[Task to carry out] Identify the lines that contain the word "content" and copy each one.

Records from a collection of figures:
====
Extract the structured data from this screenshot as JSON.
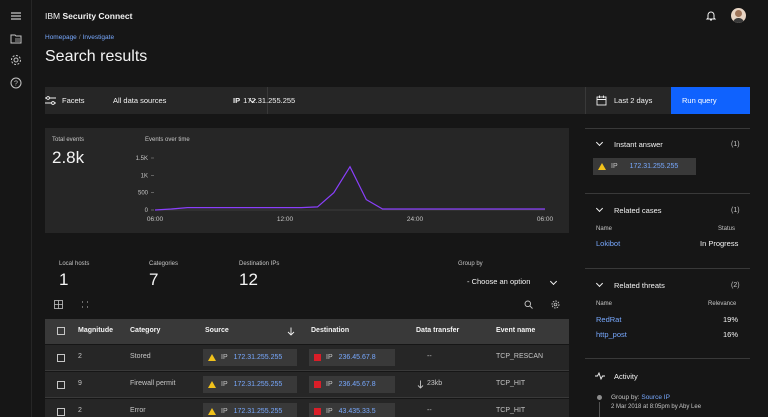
{
  "app": {
    "brand_prefix": "IBM",
    "brand_name": "Security",
    "brand_suffix": "Connect"
  },
  "breadcrumb": {
    "home": "Homepage",
    "current": "Investigate",
    "sep": "/"
  },
  "page_title": "Search results",
  "search": {
    "facets_label": "Facets",
    "sources_value": "All data sources",
    "query_type": "IP",
    "query_value": "172.31.255.255",
    "date_range": "Last 2 days",
    "run_label": "Run query"
  },
  "summary": {
    "total_label": "Total events",
    "total_value": "2.8k",
    "chart_label": "Events over time"
  },
  "chart_data": {
    "type": "line",
    "title": "Events over time",
    "x": [
      "06:00",
      "07:00",
      "08:00",
      "09:00",
      "10:00",
      "11:00",
      "12:00",
      "13:00",
      "14:00",
      "15:00",
      "16:00",
      "17:00",
      "18:00",
      "19:00",
      "20:00",
      "21:00",
      "22:00",
      "23:00",
      "00:00",
      "01:00",
      "02:00",
      "03:00",
      "04:00",
      "05:00",
      "06:00"
    ],
    "x_ticks": [
      "06:00",
      "12:00",
      "24:00",
      "06:00"
    ],
    "values": [
      0,
      30,
      70,
      70,
      70,
      70,
      70,
      70,
      70,
      70,
      90,
      500,
      1250,
      300,
      30,
      30,
      30,
      30,
      30,
      30,
      30,
      30,
      30,
      30,
      30
    ],
    "y_ticks": [
      "1.5K",
      "1K",
      "500",
      "0"
    ],
    "ylim": [
      0,
      1500
    ],
    "color": "#8a3ffc"
  },
  "stats": [
    {
      "label": "Local hosts",
      "value": "1"
    },
    {
      "label": "Categories",
      "value": "7"
    },
    {
      "label": "Destination IPs",
      "value": "12"
    }
  ],
  "group_by": {
    "label": "Group by",
    "value": "- Choose an option"
  },
  "table": {
    "headers": {
      "magnitude": "Magnitude",
      "category": "Category",
      "source": "Source",
      "destination": "Destination",
      "transfer": "Data transfer",
      "event": "Event name"
    },
    "rows": [
      {
        "magnitude": "2",
        "category": "Stored",
        "src_type": "IP",
        "src": "172.31.255.255",
        "dst_type": "IP",
        "dst": "236.45.67.8",
        "transfer": "--",
        "event": "TCP_RESCAN"
      },
      {
        "magnitude": "9",
        "category": "Firewall permit",
        "src_type": "IP",
        "src": "172.31.255.255",
        "dst_type": "IP",
        "dst": "236.45.67.8",
        "transfer": "23kb",
        "event": "TCP_HIT"
      },
      {
        "magnitude": "2",
        "category": "Error",
        "src_type": "IP",
        "src": "172.31.255.255",
        "dst_type": "IP",
        "dst": "43.435.33.5",
        "transfer": "--",
        "event": "TCP_HIT"
      }
    ]
  },
  "instant_answer": {
    "title": "Instant answer",
    "count": "(1)",
    "type": "IP",
    "value": "172.31.255.255"
  },
  "related_cases": {
    "title": "Related cases",
    "count": "(1)",
    "col_name": "Name",
    "col_status": "Status",
    "items": [
      {
        "name": "Lokibot",
        "status": "In Progress"
      }
    ]
  },
  "related_threats": {
    "title": "Related threats",
    "count": "(2)",
    "col_name": "Name",
    "col_relevance": "Relevance",
    "items": [
      {
        "name": "RedRat",
        "relevance": "19%"
      },
      {
        "name": "http_post",
        "relevance": "16%"
      }
    ]
  },
  "activity": {
    "title": "Activity",
    "line1_prefix": "Group by:",
    "line1_value": "Source IP",
    "line2": "2 Mar 2018 at 8:05pm by Aby Lee"
  },
  "colors": {
    "accent": "#0f62fe",
    "link": "#78a9ff",
    "warning": "#f1c21b",
    "danger": "#da1e28",
    "line": "#8a3ffc"
  }
}
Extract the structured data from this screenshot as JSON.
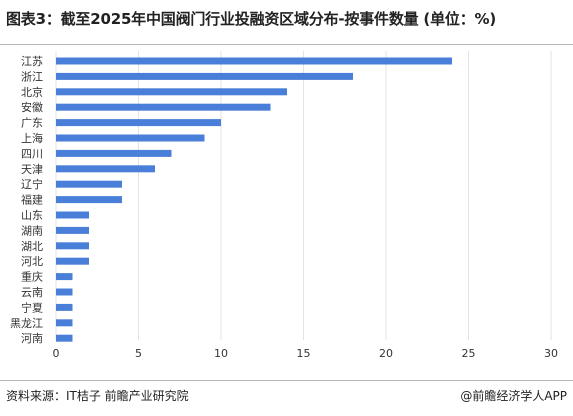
{
  "header": {
    "title": "图表3：截至2025年中国阀门行业投融资区域分布-按事件数量 (单位：%)"
  },
  "footer": {
    "source": "资料来源：IT桔子 前瞻产业研究院",
    "brand": "@前瞻经济学人APP"
  },
  "chart_data": {
    "type": "bar",
    "orientation": "horizontal",
    "title": "图表3：截至2025年中国阀门行业投融资区域分布-按事件数量 (单位：%)",
    "categories": [
      "江苏",
      "浙江",
      "北京",
      "安徽",
      "广东",
      "上海",
      "四川",
      "天津",
      "辽宁",
      "福建",
      "山东",
      "湖南",
      "湖北",
      "河北",
      "重庆",
      "云南",
      "宁夏",
      "黑龙江",
      "河南"
    ],
    "values": [
      24,
      18,
      14,
      13,
      10,
      9,
      7,
      6,
      4,
      4,
      2,
      2,
      2,
      2,
      1,
      1,
      1,
      1,
      1
    ],
    "xlim": [
      0,
      30
    ],
    "xticks": [
      "0",
      "5",
      "10",
      "15",
      "20",
      "25",
      "30"
    ],
    "grid": true,
    "bar_color": "#4a7fd9"
  }
}
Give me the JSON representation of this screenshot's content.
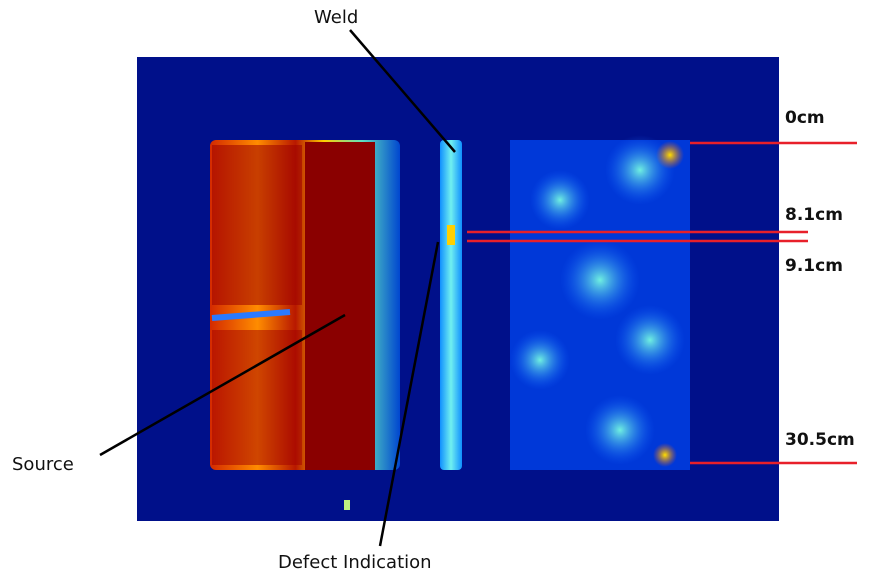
{
  "labels": {
    "weld": "Weld",
    "source": "Source",
    "defect": "Defect Indication"
  },
  "markers": [
    "0cm",
    "8.1cm",
    "9.1cm",
    "30.5cm"
  ]
}
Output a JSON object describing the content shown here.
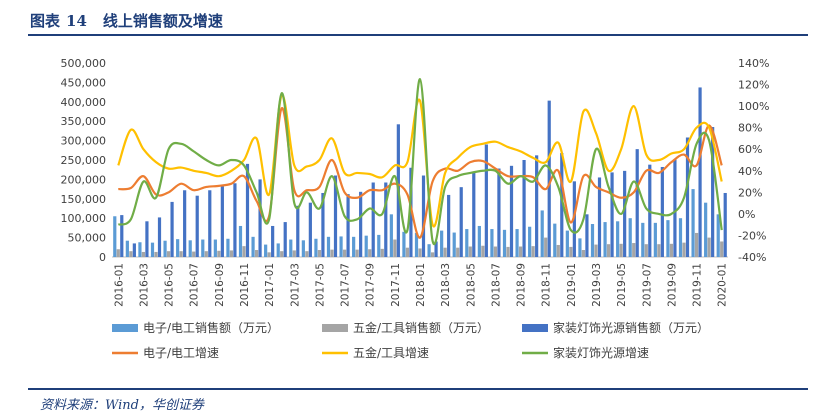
{
  "header": {
    "figure_label": "图表",
    "figure_number": "14",
    "title": "线上销售额及增速"
  },
  "source": "资料来源：Wind，华创证券",
  "colors": {
    "elec_bar": "#5b9bd5",
    "tool_bar": "#a5a5a5",
    "home_bar": "#4472c4",
    "elec_line": "#ed7d31",
    "tool_line": "#ffc000",
    "home_line": "#70ad47",
    "title": "#1f3f7a"
  },
  "chart_data": {
    "type": "bar+line",
    "title": "线上销售额及增速",
    "x": [
      "2016-01",
      "2016-02",
      "2016-03",
      "2016-04",
      "2016-05",
      "2016-06",
      "2016-07",
      "2016-08",
      "2016-09",
      "2016-10",
      "2016-11",
      "2016-12",
      "2017-01",
      "2017-02",
      "2017-03",
      "2017-04",
      "2017-05",
      "2017-06",
      "2017-07",
      "2017-08",
      "2017-09",
      "2017-10",
      "2017-11",
      "2017-12",
      "2018-01",
      "2018-02",
      "2018-03",
      "2018-04",
      "2018-05",
      "2018-06",
      "2018-07",
      "2018-08",
      "2018-09",
      "2018-10",
      "2018-11",
      "2018-12",
      "2019-01",
      "2019-02",
      "2019-03",
      "2019-04",
      "2019-05",
      "2019-06",
      "2019-07",
      "2019-08",
      "2019-09",
      "2019-10",
      "2019-11",
      "2019-12",
      "2020-01"
    ],
    "x_tick_labels": [
      "2016-01",
      "2016-03",
      "2016-05",
      "2016-07",
      "2016-09",
      "2016-11",
      "2017-01",
      "2017-03",
      "2017-05",
      "2017-07",
      "2017-09",
      "2017-11",
      "2018-01",
      "2018-03",
      "2018-05",
      "2018-07",
      "2018-09",
      "2018-11",
      "2019-01",
      "2019-03",
      "2019-05",
      "2019-07",
      "2019-09",
      "2019-11",
      "2020-01"
    ],
    "y_left": {
      "min": 0,
      "max": 500000,
      "step": 50000,
      "tick_labels": [
        "0",
        "50,000",
        "100,000",
        "150,000",
        "200,000",
        "250,000",
        "300,000",
        "350,000",
        "400,000",
        "450,000",
        "500,000"
      ]
    },
    "y_right": {
      "min": -40,
      "max": 140,
      "step": 20,
      "unit": "%",
      "tick_labels": [
        "-40%",
        "-20%",
        "0%",
        "20%",
        "40%",
        "60%",
        "80%",
        "100%",
        "120%",
        "140%"
      ]
    },
    "bar_series": [
      {
        "name": "电子/电工销售额（万元）",
        "axis": "left",
        "values": [
          105000,
          42000,
          38000,
          37000,
          42000,
          46000,
          43000,
          45000,
          45000,
          47000,
          80000,
          52000,
          32000,
          35000,
          45000,
          43000,
          47000,
          52000,
          53000,
          52000,
          55000,
          57000,
          110000,
          65000,
          62000,
          33000,
          68000,
          63000,
          72000,
          80000,
          72000,
          70000,
          72000,
          78000,
          120000,
          86000,
          68000,
          48000,
          85000,
          90000,
          92000,
          100000,
          88000,
          88000,
          95000,
          100000,
          175000,
          140000,
          110000
        ]
      },
      {
        "name": "五金/工具销售额（万元）",
        "axis": "left",
        "values": [
          20000,
          15000,
          13000,
          13000,
          15000,
          15000,
          14000,
          15000,
          16000,
          17000,
          28000,
          18000,
          12000,
          15000,
          17000,
          15000,
          18000,
          19000,
          19000,
          19000,
          20000,
          21000,
          45000,
          24000,
          22000,
          12000,
          24000,
          24000,
          27000,
          29000,
          27000,
          26000,
          27000,
          28000,
          50000,
          31000,
          26000,
          18000,
          32000,
          33000,
          34000,
          36000,
          33000,
          33000,
          34000,
          37000,
          62000,
          50000,
          40000
        ]
      },
      {
        "name": "家装灯饰光源销售额（万元）",
        "axis": "left",
        "values": [
          108000,
          35000,
          92000,
          102000,
          142000,
          172000,
          158000,
          172000,
          182000,
          190000,
          240000,
          200000,
          80000,
          90000,
          132000,
          140000,
          165000,
          210000,
          162000,
          168000,
          192000,
          192000,
          342000,
          230000,
          210000,
          40000,
          160000,
          180000,
          220000,
          290000,
          228000,
          235000,
          250000,
          262000,
          403000,
          268000,
          195000,
          110000,
          205000,
          218000,
          222000,
          278000,
          238000,
          232000,
          252000,
          308000,
          437000,
          335000,
          165000
        ]
      }
    ],
    "line_series": [
      {
        "name": "电子/电工增速",
        "axis": "right",
        "values": [
          23,
          24,
          35,
          18,
          20,
          28,
          22,
          25,
          26,
          28,
          35,
          12,
          -2,
          98,
          22,
          22,
          25,
          50,
          20,
          15,
          22,
          22,
          28,
          18,
          -22,
          30,
          42,
          40,
          48,
          49,
          42,
          35,
          35,
          34,
          23,
          40,
          -8,
          35,
          25,
          20,
          15,
          20,
          40,
          38,
          48,
          55,
          45,
          82,
          45
        ]
      },
      {
        "name": "五金/工具增速",
        "axis": "right",
        "values": [
          45,
          78,
          60,
          48,
          42,
          43,
          40,
          38,
          35,
          40,
          50,
          70,
          18,
          110,
          45,
          44,
          50,
          70,
          38,
          38,
          37,
          34,
          45,
          48,
          105,
          -10,
          38,
          52,
          62,
          65,
          67,
          62,
          58,
          52,
          48,
          66,
          30,
          95,
          75,
          40,
          60,
          100,
          55,
          50,
          56,
          60,
          80,
          80,
          30
        ]
      },
      {
        "name": "家装灯饰光源增速",
        "axis": "right",
        "values": [
          -10,
          -5,
          30,
          15,
          60,
          65,
          58,
          50,
          45,
          50,
          45,
          20,
          -5,
          112,
          10,
          20,
          5,
          35,
          -2,
          -5,
          5,
          0,
          35,
          -15,
          125,
          -25,
          25,
          35,
          38,
          40,
          40,
          28,
          35,
          30,
          45,
          25,
          -15,
          -5,
          60,
          25,
          0,
          30,
          5,
          0,
          0,
          15,
          65,
          68,
          -15
        ]
      }
    ],
    "legend": [
      "电子/电工销售额（万元）",
      "五金/工具销售额（万元）",
      "家装灯饰光源销售额（万元）",
      "电子/电工增速",
      "五金/工具增速",
      "家装灯饰光源增速"
    ]
  }
}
====
[Task output]
Give me the JSON representation of this screenshot's content.
Output a JSON object describing the content shown here.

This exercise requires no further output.